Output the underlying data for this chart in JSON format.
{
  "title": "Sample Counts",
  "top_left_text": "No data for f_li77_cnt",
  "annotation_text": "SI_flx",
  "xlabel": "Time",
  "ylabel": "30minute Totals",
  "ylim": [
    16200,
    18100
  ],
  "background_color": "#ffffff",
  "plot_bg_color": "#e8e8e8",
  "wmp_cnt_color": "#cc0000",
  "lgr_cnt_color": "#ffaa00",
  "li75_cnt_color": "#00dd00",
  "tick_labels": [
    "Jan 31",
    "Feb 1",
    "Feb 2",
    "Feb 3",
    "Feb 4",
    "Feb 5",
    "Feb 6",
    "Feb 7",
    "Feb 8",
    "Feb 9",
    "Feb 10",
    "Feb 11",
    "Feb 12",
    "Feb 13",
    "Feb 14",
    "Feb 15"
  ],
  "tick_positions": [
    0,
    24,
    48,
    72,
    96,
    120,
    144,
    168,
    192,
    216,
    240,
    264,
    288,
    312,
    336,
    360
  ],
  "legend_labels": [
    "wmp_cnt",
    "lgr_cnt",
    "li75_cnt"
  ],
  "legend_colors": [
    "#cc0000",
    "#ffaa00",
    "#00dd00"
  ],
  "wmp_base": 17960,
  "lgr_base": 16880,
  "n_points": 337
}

****

### Problem
Your task is to gather all lines from the entries above that hold the word "data".

### Written solution
Output the underlying data for this chart in JSON format.
  "top_left_text": "No data for f_li77_cnt",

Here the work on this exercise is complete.